> **Available records**

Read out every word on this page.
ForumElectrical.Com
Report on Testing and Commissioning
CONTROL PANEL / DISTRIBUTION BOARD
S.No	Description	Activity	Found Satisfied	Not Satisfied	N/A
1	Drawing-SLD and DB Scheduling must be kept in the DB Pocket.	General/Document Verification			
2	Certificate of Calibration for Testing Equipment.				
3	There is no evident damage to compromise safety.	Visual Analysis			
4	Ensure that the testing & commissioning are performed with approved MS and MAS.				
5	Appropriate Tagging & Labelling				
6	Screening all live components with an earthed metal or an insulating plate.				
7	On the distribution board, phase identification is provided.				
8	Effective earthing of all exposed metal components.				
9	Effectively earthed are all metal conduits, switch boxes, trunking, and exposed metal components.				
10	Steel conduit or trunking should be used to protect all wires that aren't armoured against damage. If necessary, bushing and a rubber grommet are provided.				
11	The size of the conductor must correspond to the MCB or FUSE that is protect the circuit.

> **Stated exercise**
Pull every line containing the word "must" out of the material.

> **Response below**
1	Drawing-SLD and DB Scheduling must be kept in the DB Pocket.	General/Document Verification			
11	The size of the conductor must correspond to the MCB or FUSE that is protect the circuit.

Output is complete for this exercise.